* _What is required_: Write out the data below exactly as given, without any of its pictures.

____ Entries shown

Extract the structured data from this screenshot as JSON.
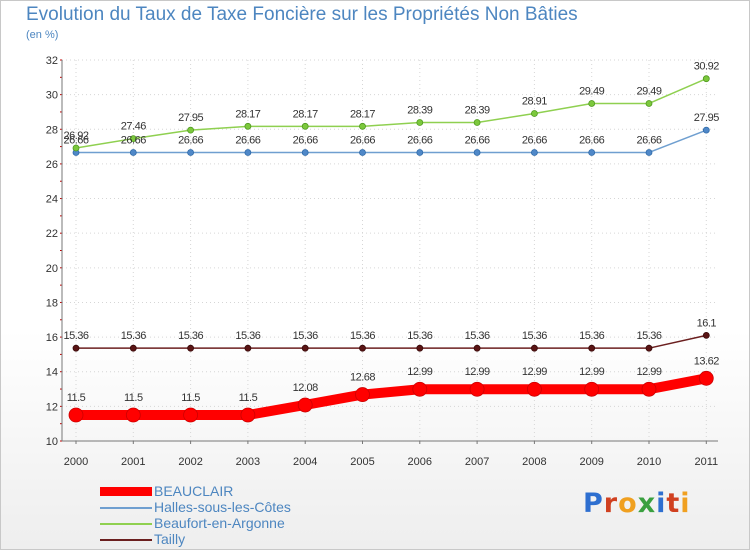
{
  "title": "Evolution du Taux de Taxe Foncière sur les Propriétés Non Bâties",
  "subtitle": "(en %)",
  "brand": {
    "text": "Proxiti",
    "letter_colors": [
      "#2e6fd0",
      "#d04020",
      "#f0a020",
      "#3aa040",
      "#2e6fd0",
      "#d04020",
      "#f0a020"
    ]
  },
  "chart_data": {
    "type": "line",
    "title": "Evolution du Taux de Taxe Foncière sur les Propriétés Non Bâties",
    "ylabel": "(en %)",
    "xlabel": "",
    "ylim": [
      10,
      32
    ],
    "yticks": [
      10,
      12,
      14,
      16,
      18,
      20,
      22,
      24,
      26,
      28,
      30,
      32
    ],
    "grid": true,
    "categories": [
      "2000",
      "2001",
      "2002",
      "2003",
      "2004",
      "2005",
      "2006",
      "2007",
      "2008",
      "2009",
      "2010",
      "2011"
    ],
    "series": [
      {
        "name": "BEAUCLAIR",
        "color": "#ff0000",
        "values": [
          11.5,
          11.5,
          11.5,
          11.5,
          12.08,
          12.68,
          12.99,
          12.99,
          12.99,
          12.99,
          12.99,
          13.62
        ],
        "labels": [
          "11.5",
          "11.5",
          "11.5",
          "11.5",
          "12.08",
          "12.68",
          "12.99",
          "12.99",
          "12.99",
          "12.99",
          "12.99",
          "13.62"
        ]
      },
      {
        "name": "Halles-sous-les-Côtes",
        "color": "#6f9fd0",
        "values": [
          26.66,
          26.66,
          26.66,
          26.66,
          26.66,
          26.66,
          26.66,
          26.66,
          26.66,
          26.66,
          26.66,
          27.95
        ],
        "labels": [
          "26.66",
          "26.66",
          "26.66",
          "26.66",
          "26.66",
          "26.66",
          "26.66",
          "26.66",
          "26.66",
          "26.66",
          "26.66",
          "27.95"
        ]
      },
      {
        "name": "Beaufort-en-Argonne",
        "color": "#8fd050",
        "values": [
          26.92,
          27.46,
          27.95,
          28.17,
          28.17,
          28.17,
          28.39,
          28.39,
          28.91,
          29.49,
          29.49,
          30.92
        ],
        "labels": [
          "26.92",
          "27.46",
          "27.95",
          "28.17",
          "28.17",
          "28.17",
          "28.39",
          "28.39",
          "28.91",
          "29.49",
          "29.49",
          "30.92"
        ]
      },
      {
        "name": "Tailly",
        "color": "#6b1f1f",
        "values": [
          15.36,
          15.36,
          15.36,
          15.36,
          15.36,
          15.36,
          15.36,
          15.36,
          15.36,
          15.36,
          15.36,
          16.1
        ],
        "labels": [
          "15.36",
          "15.36",
          "15.36",
          "15.36",
          "15.36",
          "15.36",
          "15.36",
          "15.36",
          "15.36",
          "15.36",
          "15.36",
          "16.1"
        ]
      }
    ],
    "legend_position": "bottom-left"
  }
}
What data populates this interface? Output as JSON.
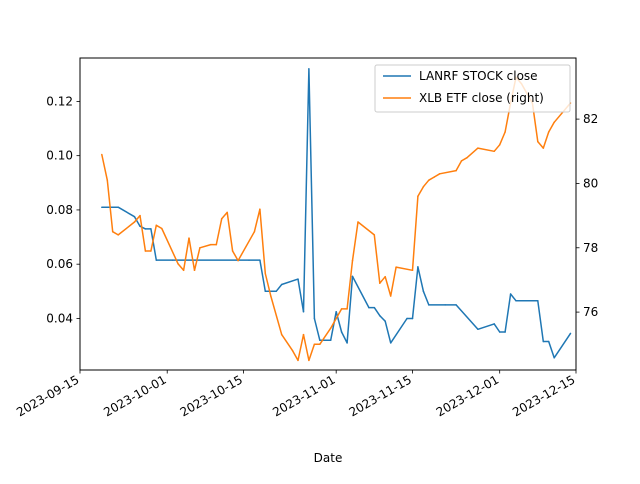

________

* _Response below_:
Extract the structured data from this screenshot as JSON.
{
  "title": "Evolution du Taux de Taxe Foncière sur les Propriétés Non Bâties",
  "subtitle": "(en %)",
  "brand": {
    "text": "Proxiti",
    "letter_colors": [
      "#2e6fd0",
      "#d04020",
      "#f0a020",
      "#3aa040",
      "#2e6fd0",
      "#d04020",
      "#f0a020"
    ]
  },
  "chart_data": {
    "type": "line",
    "title": "Evolution du Taux de Taxe Foncière sur les Propriétés Non Bâties",
    "ylabel": "(en %)",
    "xlabel": "",
    "ylim": [
      10,
      32
    ],
    "yticks": [
      10,
      12,
      14,
      16,
      18,
      20,
      22,
      24,
      26,
      28,
      30,
      32
    ],
    "grid": true,
    "categories": [
      "2000",
      "2001",
      "2002",
      "2003",
      "2004",
      "2005",
      "2006",
      "2007",
      "2008",
      "2009",
      "2010",
      "2011"
    ],
    "series": [
      {
        "name": "BEAUCLAIR",
        "color": "#ff0000",
        "values": [
          11.5,
          11.5,
          11.5,
          11.5,
          12.08,
          12.68,
          12.99,
          12.99,
          12.99,
          12.99,
          12.99,
          13.62
        ],
        "labels": [
          "11.5",
          "11.5",
          "11.5",
          "11.5",
          "12.08",
          "12.68",
          "12.99",
          "12.99",
          "12.99",
          "12.99",
          "12.99",
          "13.62"
        ]
      },
      {
        "name": "Halles-sous-les-Côtes",
        "color": "#6f9fd0",
        "values": [
          26.66,
          26.66,
          26.66,
          26.66,
          26.66,
          26.66,
          26.66,
          26.66,
          26.66,
          26.66,
          26.66,
          27.95
        ],
        "labels": [
          "26.66",
          "26.66",
          "26.66",
          "26.66",
          "26.66",
          "26.66",
          "26.66",
          "26.66",
          "26.66",
          "26.66",
          "26.66",
          "27.95"
        ]
      },
      {
        "name": "Beaufort-en-Argonne",
        "color": "#8fd050",
        "values": [
          26.92,
          27.46,
          27.95,
          28.17,
          28.17,
          28.17,
          28.39,
          28.39,
          28.91,
          29.49,
          29.49,
          30.92
        ],
        "labels": [
          "26.92",
          "27.46",
          "27.95",
          "28.17",
          "28.17",
          "28.17",
          "28.39",
          "28.39",
          "28.91",
          "29.49",
          "29.49",
          "30.92"
        ]
      },
      {
        "name": "Tailly",
        "color": "#6b1f1f",
        "values": [
          15.36,
          15.36,
          15.36,
          15.36,
          15.36,
          15.36,
          15.36,
          15.36,
          15.36,
          15.36,
          15.36,
          16.1
        ],
        "labels": [
          "15.36",
          "15.36",
          "15.36",
          "15.36",
          "15.36",
          "15.36",
          "15.36",
          "15.36",
          "15.36",
          "15.36",
          "15.36",
          "16.1"
        ]
      }
    ],
    "legend_position": "bottom-left"
  }
}
What data populates this interface? Output as JSON.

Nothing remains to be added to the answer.